Instruction - Return the listing word for word, as given.

Data excerpts -
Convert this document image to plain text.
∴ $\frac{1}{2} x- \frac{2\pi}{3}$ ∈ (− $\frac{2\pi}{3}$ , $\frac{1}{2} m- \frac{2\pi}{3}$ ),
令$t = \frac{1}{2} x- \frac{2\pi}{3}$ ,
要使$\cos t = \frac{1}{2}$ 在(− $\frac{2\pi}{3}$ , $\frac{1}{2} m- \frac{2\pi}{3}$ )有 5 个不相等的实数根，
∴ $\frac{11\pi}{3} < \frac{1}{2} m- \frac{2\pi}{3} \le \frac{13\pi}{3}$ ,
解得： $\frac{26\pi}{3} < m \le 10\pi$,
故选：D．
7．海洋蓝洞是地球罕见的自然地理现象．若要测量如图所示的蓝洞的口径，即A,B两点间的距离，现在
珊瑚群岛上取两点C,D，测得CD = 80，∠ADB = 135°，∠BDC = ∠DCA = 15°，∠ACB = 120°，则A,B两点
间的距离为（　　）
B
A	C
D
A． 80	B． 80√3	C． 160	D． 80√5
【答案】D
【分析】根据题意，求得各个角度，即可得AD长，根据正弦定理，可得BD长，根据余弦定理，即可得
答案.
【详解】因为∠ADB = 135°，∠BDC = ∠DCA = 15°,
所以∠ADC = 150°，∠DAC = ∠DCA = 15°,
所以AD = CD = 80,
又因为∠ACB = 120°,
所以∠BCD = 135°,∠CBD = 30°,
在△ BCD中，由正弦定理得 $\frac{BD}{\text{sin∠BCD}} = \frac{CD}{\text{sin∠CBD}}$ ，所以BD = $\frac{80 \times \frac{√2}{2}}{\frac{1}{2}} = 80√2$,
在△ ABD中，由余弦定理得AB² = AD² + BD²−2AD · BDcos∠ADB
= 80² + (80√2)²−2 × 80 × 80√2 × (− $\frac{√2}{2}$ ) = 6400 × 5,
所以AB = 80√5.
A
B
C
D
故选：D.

Solution -
Convert this document image to plain text.
∴ $\frac{1}{2} x- \frac{2\pi}{3}$ ∈ (− $\frac{2\pi}{3}$ , $\frac{1}{2} m- \frac{2\pi}{3}$ ),
令$t = \frac{1}{2} x- \frac{2\pi}{3}$ ,
要使$\cos t = \frac{1}{2}$ 在(− $\frac{2\pi}{3}$ , $\frac{1}{2} m- \frac{2\pi}{3}$ )有 5 个不相等的实数根，
∴ $\frac{11\pi}{3} < \frac{1}{2} m- \frac{2\pi}{3} \le \frac{13\pi}{3}$ ,
解得： $\frac{26\pi}{3} < m \le 10\pi$,
故选：D．
7．海洋蓝洞是地球罕见的自然地理现象．若要测量如图所示的蓝洞的口径，即A,B两点间的距离，现在
珊瑚群岛上取两点C,D，测得CD = 80，∠ADB = 135°，∠BDC = ∠DCA = 15°，∠ACB = 120°，则A,B两点
间的距离为（　　）
B
A	C
D
A． 80	B． 80√3	C． 160	D． 80√5
【答案】D
【分析】根据题意，求得各个角度，即可得AD长，根据正弦定理，可得BD长，根据余弦定理，即可得
答案.
【详解】因为∠ADB = 135°，∠BDC = ∠DCA = 15°,
所以∠ADC = 150°，∠DAC = ∠DCA = 15°,
所以AD = CD = 80,
又因为∠ACB = 120°,
所以∠BCD = 135°,∠CBD = 30°,
在△ BCD中，由正弦定理得 $\frac{BD}{\text{sin∠BCD}} = \frac{CD}{\text{sin∠CBD}}$ ，所以BD = $\frac{80 \times \frac{√2}{2}}{\frac{1}{2}} = 80√2$,
在△ ABD中，由余弦定理得AB² = AD² + BD²−2AD · BDcos∠ADB
= 80² + (80√2)²−2 × 80 × 80√2 × (− $\frac{√2}{2}$ ) = 6400 × 5,
所以AB = 80√5.
A
B
C
D
故选：D.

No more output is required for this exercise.